◆ **Task description**:
Your task is to repeat the entries word for word while leaving out the pictures.

◆ **Given records**:

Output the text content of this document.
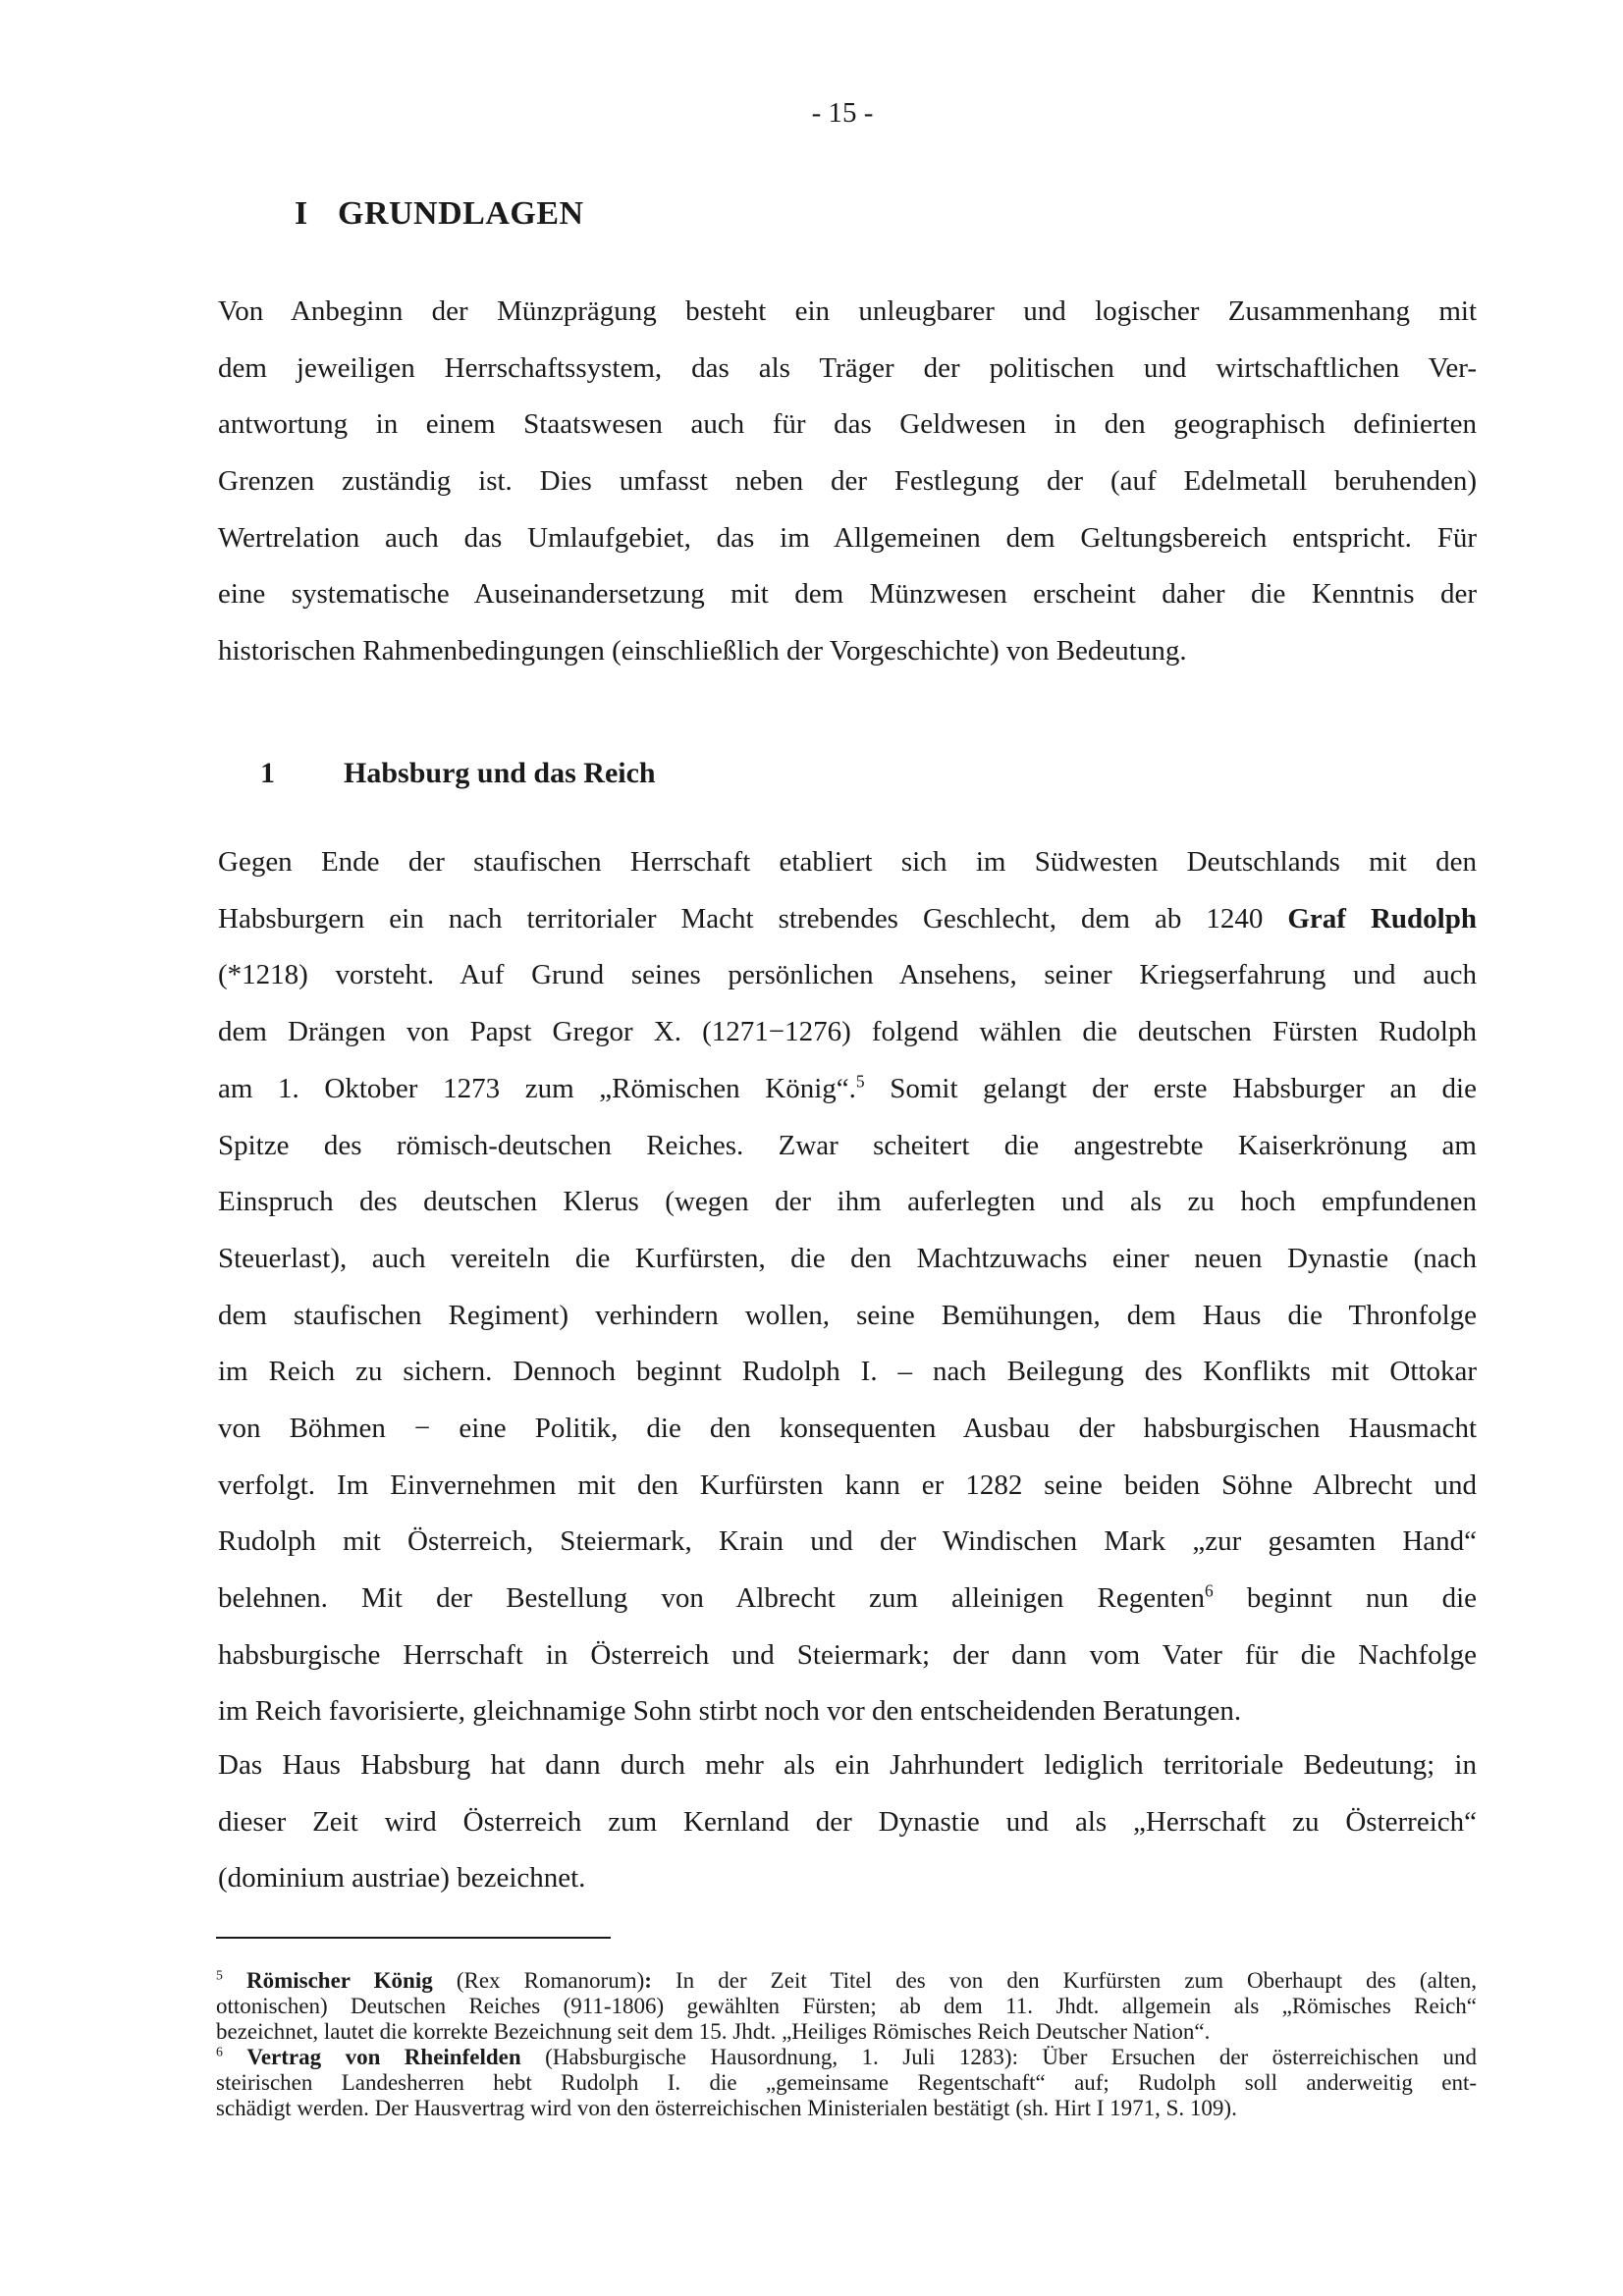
- 15 -
I GRUNDLAGEN
Von Anbeginn der Münzprägung besteht ein unleugbarer und logischer Zusammenhang mit
dem jeweiligen Herrschaftssystem, das als Träger der politischen und wirtschaftlichen Ver-
antwortung in einem Staatswesen auch für das Geldwesen in den geographisch definierten
Grenzen zuständig ist. Dies umfasst neben der Festlegung der (auf Edelmetall beruhenden)
Wertrelation auch das Umlaufgebiet, das im Allgemeinen dem Geltungsbereich entspricht. Für
eine systematische Auseinandersetzung mit dem Münzwesen erscheint daher die Kenntnis der
historischen Rahmenbedingungen (einschließlich der Vorgeschichte) von Bedeutung.
1 Habsburg und das Reich
Gegen Ende der staufischen Herrschaft etabliert sich im Südwesten Deutschlands mit den
Habsburgern ein nach territorialer Macht strebendes Geschlecht, dem ab 1240 Graf Rudolph
(*1218) vorsteht. Auf Grund seines persönlichen Ansehens, seiner Kriegserfahrung und auch
dem Drängen von Papst Gregor X. (1271−1276) folgend wählen die deutschen Fürsten Rudolph
am 1. Oktober 1273 zum „Römischen König“.$^5$ Somit gelangt der erste Habsburger an die
Spitze des römisch-deutschen Reiches. Zwar scheitert die angestrebte Kaiserkrönung am
Einspruch des deutschen Klerus (wegen der ihm auferlegten und als zu hoch empfundenen
Steuerlast), auch vereiteln die Kurfürsten, die den Machtzuwachs einer neuen Dynastie (nach
dem staufischen Regiment) verhindern wollen, seine Bemühungen, dem Haus die Thronfolge
im Reich zu sichern. Dennoch beginnt Rudolph I. – nach Beilegung des Konflikts mit Ottokar
von Böhmen − eine Politik, die den konsequenten Ausbau der habsburgischen Hausmacht
verfolgt. Im Einvernehmen mit den Kurfürsten kann er 1282 seine beiden Söhne Albrecht und
Rudolph mit Österreich, Steiermark, Krain und der Windischen Mark „zur gesamten Hand“
belehnen. Mit der Bestellung von Albrecht zum alleinigen Regenten$^6$ beginnt nun die
habsburgische Herrschaft in Österreich und Steiermark; der dann vom Vater für die Nachfolge
im Reich favorisierte, gleichnamige Sohn stirbt noch vor den entscheidenden Beratungen.
Das Haus Habsburg hat dann durch mehr als ein Jahrhundert lediglich territoriale Bedeutung; in
dieser Zeit wird Österreich zum Kernland der Dynastie und als „Herrschaft zu Österreich“
(dominium austriae) bezeichnet.
$^5$ Römischer König (Rex Romanorum): In der Zeit Titel des von den Kurfürsten zum Oberhaupt des (alten,
ottonischen) Deutschen Reiches (911-1806) gewählten Fürsten; ab dem 11. Jhdt. allgemein als „Römisches Reich“
bezeichnet, lautet die korrekte Bezeichnung seit dem 15. Jhdt. „Heiliges Römisches Reich Deutscher Nation“.
$^6$ Vertrag von Rheinfelden (Habsburgische Hausordnung, 1. Juli 1283): Über Ersuchen der österreichischen und
steirischen Landesherren hebt Rudolph I. die „gemeinsame Regentschaft“ auf; Rudolph soll anderweitig ent-
schädigt werden. Der Hausvertrag wird von den österreichischen Ministerialen bestätigt (sh. Hirt I 1971, S. 109).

◆ **Correct result**:
Output the text content of this document.
- 15 -
I GRUNDLAGEN
Von Anbeginn der Münzprägung besteht ein unleugbarer und logischer Zusammenhang mit
dem jeweiligen Herrschaftssystem, das als Träger der politischen und wirtschaftlichen Ver-
antwortung in einem Staatswesen auch für das Geldwesen in den geographisch definierten
Grenzen zuständig ist. Dies umfasst neben der Festlegung der (auf Edelmetall beruhenden)
Wertrelation auch das Umlaufgebiet, das im Allgemeinen dem Geltungsbereich entspricht. Für
eine systematische Auseinandersetzung mit dem Münzwesen erscheint daher die Kenntnis der
historischen Rahmenbedingungen (einschließlich der Vorgeschichte) von Bedeutung.
1 Habsburg und das Reich
Gegen Ende der staufischen Herrschaft etabliert sich im Südwesten Deutschlands mit den
Habsburgern ein nach territorialer Macht strebendes Geschlecht, dem ab 1240 Graf Rudolph
(*1218) vorsteht. Auf Grund seines persönlichen Ansehens, seiner Kriegserfahrung und auch
dem Drängen von Papst Gregor X. (1271−1276) folgend wählen die deutschen Fürsten Rudolph
am 1. Oktober 1273 zum „Römischen König“.$^5$ Somit gelangt der erste Habsburger an die
Spitze des römisch-deutschen Reiches. Zwar scheitert die angestrebte Kaiserkrönung am
Einspruch des deutschen Klerus (wegen der ihm auferlegten und als zu hoch empfundenen
Steuerlast), auch vereiteln die Kurfürsten, die den Machtzuwachs einer neuen Dynastie (nach
dem staufischen Regiment) verhindern wollen, seine Bemühungen, dem Haus die Thronfolge
im Reich zu sichern. Dennoch beginnt Rudolph I. – nach Beilegung des Konflikts mit Ottokar
von Böhmen − eine Politik, die den konsequenten Ausbau der habsburgischen Hausmacht
verfolgt. Im Einvernehmen mit den Kurfürsten kann er 1282 seine beiden Söhne Albrecht und
Rudolph mit Österreich, Steiermark, Krain und der Windischen Mark „zur gesamten Hand“
belehnen. Mit der Bestellung von Albrecht zum alleinigen Regenten$^6$ beginnt nun die
habsburgische Herrschaft in Österreich und Steiermark; der dann vom Vater für die Nachfolge
im Reich favorisierte, gleichnamige Sohn stirbt noch vor den entscheidenden Beratungen.
Das Haus Habsburg hat dann durch mehr als ein Jahrhundert lediglich territoriale Bedeutung; in
dieser Zeit wird Österreich zum Kernland der Dynastie und als „Herrschaft zu Österreich“
(dominium austriae) bezeichnet.
$^5$ Römischer König (Rex Romanorum): In der Zeit Titel des von den Kurfürsten zum Oberhaupt des (alten,
ottonischen) Deutschen Reiches (911-1806) gewählten Fürsten; ab dem 11. Jhdt. allgemein als „Römisches Reich“
bezeichnet, lautet die korrekte Bezeichnung seit dem 15. Jhdt. „Heiliges Römisches Reich Deutscher Nation“.
$^6$ Vertrag von Rheinfelden (Habsburgische Hausordnung, 1. Juli 1283): Über Ersuchen der österreichischen und
steirischen Landesherren hebt Rudolph I. die „gemeinsame Regentschaft“ auf; Rudolph soll anderweitig ent-
schädigt werden. Der Hausvertrag wird von den österreichischen Ministerialen bestätigt (sh. Hirt I 1971, S. 109).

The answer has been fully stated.